• EXERCISE PROMPT
Write out each line from the data below that includes the word "кома".

(Dataset items)

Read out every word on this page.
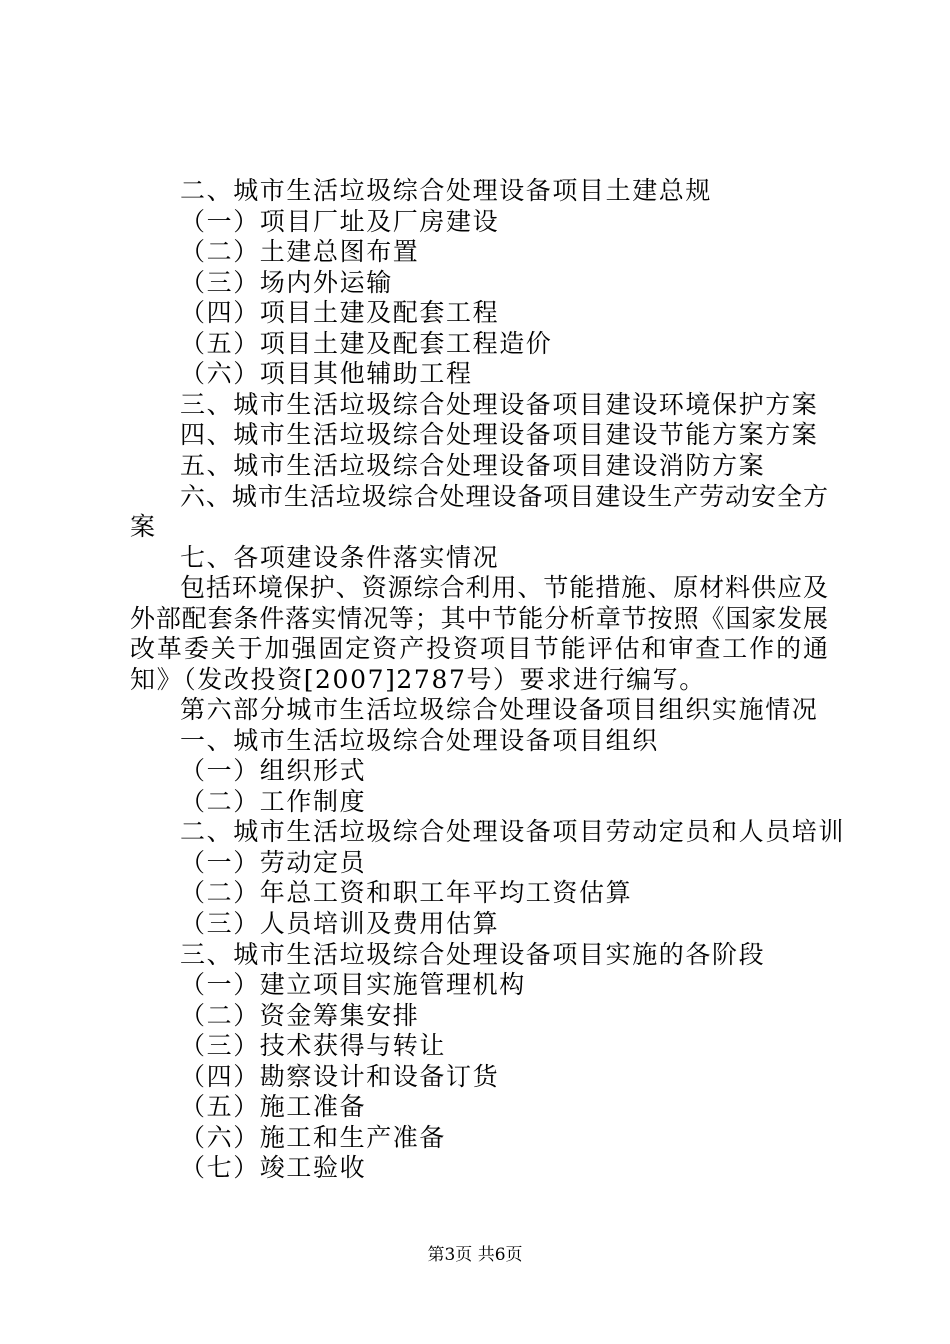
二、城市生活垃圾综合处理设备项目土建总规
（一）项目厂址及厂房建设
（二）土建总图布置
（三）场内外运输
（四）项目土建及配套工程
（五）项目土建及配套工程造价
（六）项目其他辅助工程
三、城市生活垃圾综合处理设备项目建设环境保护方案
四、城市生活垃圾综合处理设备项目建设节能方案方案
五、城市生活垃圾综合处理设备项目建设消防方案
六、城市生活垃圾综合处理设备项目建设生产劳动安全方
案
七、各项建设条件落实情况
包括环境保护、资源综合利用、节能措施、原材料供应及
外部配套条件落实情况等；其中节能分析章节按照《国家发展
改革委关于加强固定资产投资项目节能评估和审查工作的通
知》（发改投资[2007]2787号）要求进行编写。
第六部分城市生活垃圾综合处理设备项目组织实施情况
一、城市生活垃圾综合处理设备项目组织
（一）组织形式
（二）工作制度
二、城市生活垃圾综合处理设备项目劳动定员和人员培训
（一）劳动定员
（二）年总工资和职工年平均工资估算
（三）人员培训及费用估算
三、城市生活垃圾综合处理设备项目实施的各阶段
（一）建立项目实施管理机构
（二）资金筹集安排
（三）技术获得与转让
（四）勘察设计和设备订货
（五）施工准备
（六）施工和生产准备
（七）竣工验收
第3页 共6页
* * *
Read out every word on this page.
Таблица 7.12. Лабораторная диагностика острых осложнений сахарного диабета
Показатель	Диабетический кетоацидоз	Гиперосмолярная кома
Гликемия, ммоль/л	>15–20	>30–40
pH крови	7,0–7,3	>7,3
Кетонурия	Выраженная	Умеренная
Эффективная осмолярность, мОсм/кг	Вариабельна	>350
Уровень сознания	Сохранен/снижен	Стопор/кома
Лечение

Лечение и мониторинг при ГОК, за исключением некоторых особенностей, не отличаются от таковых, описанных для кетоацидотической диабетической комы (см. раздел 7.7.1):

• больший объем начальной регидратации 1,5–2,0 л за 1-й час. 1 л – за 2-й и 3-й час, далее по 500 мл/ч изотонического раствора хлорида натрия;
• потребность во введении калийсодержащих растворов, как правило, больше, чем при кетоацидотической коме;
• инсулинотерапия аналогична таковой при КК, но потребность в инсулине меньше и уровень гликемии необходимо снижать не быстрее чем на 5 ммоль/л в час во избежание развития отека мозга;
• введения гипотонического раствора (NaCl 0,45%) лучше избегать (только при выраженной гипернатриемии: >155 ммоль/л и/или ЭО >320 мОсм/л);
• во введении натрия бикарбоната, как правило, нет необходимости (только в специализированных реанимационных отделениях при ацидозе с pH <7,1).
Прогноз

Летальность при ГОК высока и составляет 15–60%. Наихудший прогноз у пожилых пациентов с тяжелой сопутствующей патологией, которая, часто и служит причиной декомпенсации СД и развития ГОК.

• THE RESULT
Показатель	Диабетический кетоацидоз	Гиперосмолярная кома
Уровень сознания	Сохранен/снижен	Стопор/кома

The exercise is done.